◆ EXERCISE TEXT
BEGIN

General Press Kit
Steven S. Koblik, President
Steven S. Koblik was named the seventh president of The Huntington Library, Art Collections, and Botanical Gardens in September 2001. In this role, he is responsible for building on Henry E. Huntington’s legacy to encourage research and promote education in the arts, humanities, and botanical sciences through the growth and preservation of The Huntington’s collections, through the development and support of a community of scholars, and through the display and interpretation of its extraordinary resources to the public. In a list of honors announced by the American Academy of Arts and Sciences, Steven Koblik is among leaders from academia, business, public affairs, the humanities, and the arts elected to the prestigious honorary society.
Koblik’s tenure at The Huntington has been marked by a period of unprecedented activity and growth. Koblik began by building a formidable advancement team, followed by the public launch in July 2004 of the largest capital campaign in The Huntington’s history. For Generations to Come—The Campaign for The Huntington was a comprehensive six-year initiative to raise $175 million in annual, capital, and endowment gifts with the goal of sustaining current programs, strengthening the physical infrastructure, and safeguarding the institution’s future. Notably, In the middle of the campaign, The Huntington was ranked in the top 10 for fundraising by cultural institutions in 2007 by the Chronicle of Philanthropy. At its conclusion, For Generations to Come had raised $244 million, 40 percent above the targeted goal.

END

◆ REQUIRED WORK
Reproduce word for word the stretch of the press kit text from "General Press Kit" through "prestigious honorary society.".

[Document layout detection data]

BEGIN

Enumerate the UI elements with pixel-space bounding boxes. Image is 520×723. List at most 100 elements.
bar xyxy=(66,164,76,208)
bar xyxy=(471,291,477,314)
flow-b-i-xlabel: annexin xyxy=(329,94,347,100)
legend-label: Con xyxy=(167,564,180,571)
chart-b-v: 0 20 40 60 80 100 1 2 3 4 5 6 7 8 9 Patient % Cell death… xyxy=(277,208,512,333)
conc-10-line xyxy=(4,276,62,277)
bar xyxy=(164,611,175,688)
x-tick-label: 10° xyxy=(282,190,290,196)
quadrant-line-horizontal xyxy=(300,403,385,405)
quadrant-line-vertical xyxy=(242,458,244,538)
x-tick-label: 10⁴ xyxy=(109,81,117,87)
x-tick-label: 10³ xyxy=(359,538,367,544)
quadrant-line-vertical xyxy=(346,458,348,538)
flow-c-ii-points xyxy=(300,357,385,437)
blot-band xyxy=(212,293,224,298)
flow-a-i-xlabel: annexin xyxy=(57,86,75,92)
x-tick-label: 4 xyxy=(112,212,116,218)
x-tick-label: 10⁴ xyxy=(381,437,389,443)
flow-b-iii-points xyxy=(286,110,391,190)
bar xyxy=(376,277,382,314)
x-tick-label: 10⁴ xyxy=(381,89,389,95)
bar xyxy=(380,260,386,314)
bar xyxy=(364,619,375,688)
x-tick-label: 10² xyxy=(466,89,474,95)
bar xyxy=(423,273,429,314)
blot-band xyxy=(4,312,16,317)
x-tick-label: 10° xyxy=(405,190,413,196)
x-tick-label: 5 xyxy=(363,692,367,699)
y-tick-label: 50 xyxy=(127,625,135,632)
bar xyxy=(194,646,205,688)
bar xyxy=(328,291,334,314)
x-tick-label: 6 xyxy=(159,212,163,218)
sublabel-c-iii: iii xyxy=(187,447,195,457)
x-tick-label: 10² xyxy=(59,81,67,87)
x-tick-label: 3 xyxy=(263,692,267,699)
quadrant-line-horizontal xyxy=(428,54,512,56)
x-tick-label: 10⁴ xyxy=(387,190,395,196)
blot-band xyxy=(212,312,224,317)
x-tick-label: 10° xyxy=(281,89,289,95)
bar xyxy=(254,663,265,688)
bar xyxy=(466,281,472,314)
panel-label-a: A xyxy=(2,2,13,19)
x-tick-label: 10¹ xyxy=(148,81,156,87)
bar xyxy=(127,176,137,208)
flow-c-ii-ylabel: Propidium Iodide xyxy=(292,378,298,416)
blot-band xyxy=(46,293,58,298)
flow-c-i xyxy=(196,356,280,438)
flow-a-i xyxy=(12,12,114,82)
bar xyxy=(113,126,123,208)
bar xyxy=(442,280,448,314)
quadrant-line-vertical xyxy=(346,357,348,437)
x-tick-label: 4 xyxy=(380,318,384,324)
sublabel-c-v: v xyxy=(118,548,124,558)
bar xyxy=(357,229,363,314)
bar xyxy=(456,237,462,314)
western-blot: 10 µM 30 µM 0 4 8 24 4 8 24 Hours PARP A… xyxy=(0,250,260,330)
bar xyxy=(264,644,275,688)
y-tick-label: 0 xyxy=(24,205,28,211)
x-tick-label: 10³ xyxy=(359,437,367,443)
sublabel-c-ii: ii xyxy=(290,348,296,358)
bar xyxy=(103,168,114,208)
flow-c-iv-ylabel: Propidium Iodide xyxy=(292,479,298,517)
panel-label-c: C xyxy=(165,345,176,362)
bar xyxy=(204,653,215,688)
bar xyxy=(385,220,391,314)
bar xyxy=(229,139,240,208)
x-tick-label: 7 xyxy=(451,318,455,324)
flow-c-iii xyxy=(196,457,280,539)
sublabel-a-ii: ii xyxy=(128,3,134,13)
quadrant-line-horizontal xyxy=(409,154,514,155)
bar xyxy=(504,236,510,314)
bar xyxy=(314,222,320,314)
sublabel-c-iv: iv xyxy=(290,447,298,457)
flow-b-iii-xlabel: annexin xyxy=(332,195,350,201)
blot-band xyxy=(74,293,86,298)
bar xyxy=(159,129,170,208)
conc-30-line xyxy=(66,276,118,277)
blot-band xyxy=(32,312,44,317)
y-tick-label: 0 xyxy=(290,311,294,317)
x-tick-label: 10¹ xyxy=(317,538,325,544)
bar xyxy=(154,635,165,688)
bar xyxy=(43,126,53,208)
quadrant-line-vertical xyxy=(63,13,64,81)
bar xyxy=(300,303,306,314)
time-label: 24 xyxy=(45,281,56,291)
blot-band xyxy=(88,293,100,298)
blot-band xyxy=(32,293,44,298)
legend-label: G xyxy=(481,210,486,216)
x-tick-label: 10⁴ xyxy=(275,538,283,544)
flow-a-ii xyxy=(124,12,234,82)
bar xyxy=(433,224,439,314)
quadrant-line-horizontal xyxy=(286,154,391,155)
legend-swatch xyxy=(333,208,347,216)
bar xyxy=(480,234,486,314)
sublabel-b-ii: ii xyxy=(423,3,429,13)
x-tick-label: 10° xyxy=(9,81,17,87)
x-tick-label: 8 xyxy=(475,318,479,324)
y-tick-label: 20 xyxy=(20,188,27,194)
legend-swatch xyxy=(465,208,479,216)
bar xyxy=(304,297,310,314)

END

◆ EXERCISE ANSWER
General Press Kit
Steven S. Koblik, President
Steven S. Koblik was named the seventh president of The Huntington Library, Art Collections, and Botanical Gardens in September 2001. In this role, he is responsible for building on Henry E. Huntington’s legacy to encourage research and promote education in the arts, humanities, and botanical sciences through the growth and preservation of The Huntington’s collections, through the development and support of a community of scholars, and through the display and interpretation of its extraordinary resources to the public. In a list of honors announced by the American Academy of Arts and Sciences, Steven Koblik is among leaders from academia, business, public affairs, the humanities, and the arts elected to the prestigious honorary society.